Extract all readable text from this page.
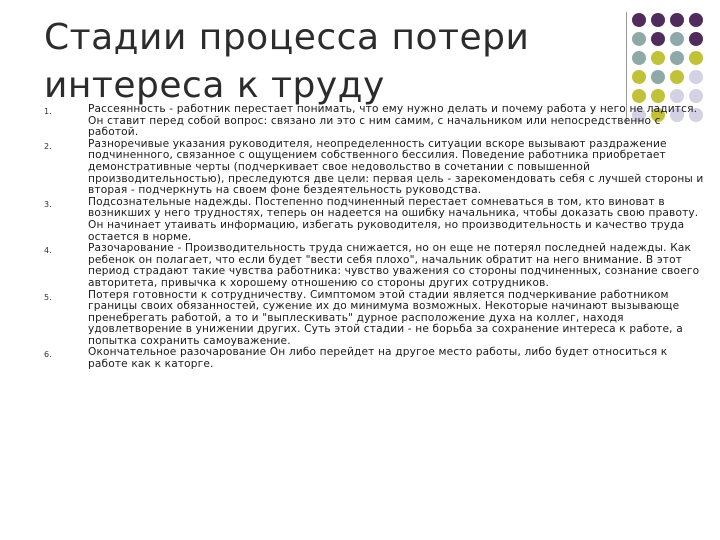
Стадии процесса потери
интереса к труду
1.	Рассеянность - работник перестает понимать, что ему нужно делать и почему работа у него не ладится. Он ставит перед собой вопрос: связано ли это с ним самим, с начальником или непосредственно с работой.
2.	Разноречивые указания руководителя, неопределенность ситуации вскоре вызывают раздражение подчиненного, связанное с ощущением собственного бессилия. Поведение работника приобретает демонстративные черты (подчеркивает свое недовольство в сочетании с повышенной производительностью), преследуются две цели: первая цель - зарекомендовать себя с лучшей стороны и вторая - подчеркнуть на своем фоне бездеятельность руководства.
3.	Подсознательные надежды. Постепенно подчиненный перестает сомневаться в том, кто виноват в возникших у него трудностях, теперь он надеется на ошибку начальника, чтобы доказать свою правоту. Он начинает утаивать информацию, избегать руководителя, но производительность и качество труда остается в норме.
4.	Разочарование - Производительность труда снижается, но он еще не потерял последней надежды. Как ребенок он полагает, что если будет "вести себя плохо", начальник обратит на него внимание. В этот период страдают такие чувства работника: чувство уважения со стороны подчиненных, сознание своего авторитета, привычка к хорошему отношению со стороны других сотрудников.
5.	Потеря готовности к сотрудничеству. Симптомом этой стадии является подчеркивание работником границы своих обязанностей, сужение их до минимума возможных. Некоторые начинают вызывающе пренебрегать работой, а то и "выплескивать" дурное расположение духа на коллег, находя удовлетворение в унижении других. Суть этой стадии - не борьба за сохранение интереса к работе, а попытка сохранить самоуважение.
6.	Окончательное разочарование Он либо перейдет на другое место работы, либо будет относиться к работе как к каторге.
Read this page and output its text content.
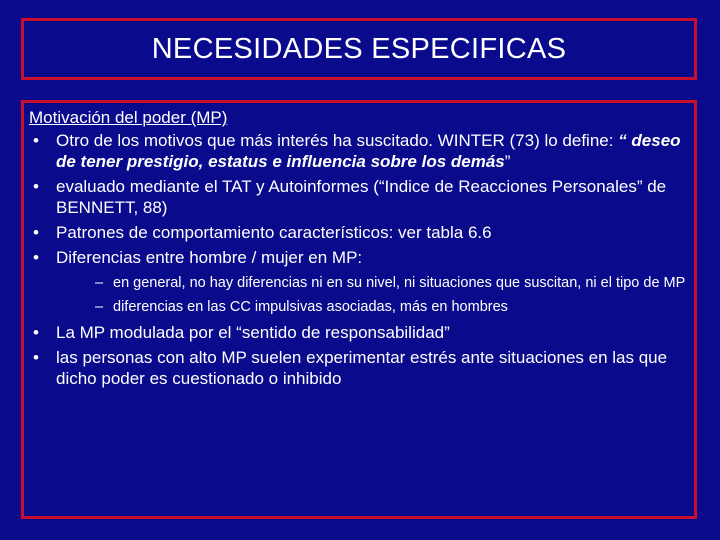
NECESIDADES ESPECIFICAS
Motivación del poder (MP)
• Otro de los motivos que más interés ha suscitado. WINTER (73) lo define: “ deseo de tener prestigio, estatus e influencia sobre los demás”
• evaluado mediante el TAT y Autoinformes (“Indice de Reacciones Personales” de BENNETT, 88)
• Patrones de comportamiento característicos: ver tabla 6.6
• Diferencias entre hombre / mujer en MP:
– en general, no hay diferencias ni en su nivel, ni situaciones que suscitan, ni el tipo de MP
– diferencias en las CC impulsivas asociadas, más en hombres
• La MP modulada por el “sentido de responsabilidad”
• las personas con alto MP suelen experimentar estrés ante situaciones en las que dicho poder es cuestionado o inhibido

::::::::

Challenge — From the material above, copy each line that includes the word "page".

Answer in full —
Extract all readable text from this page.
Read this page and output its text content.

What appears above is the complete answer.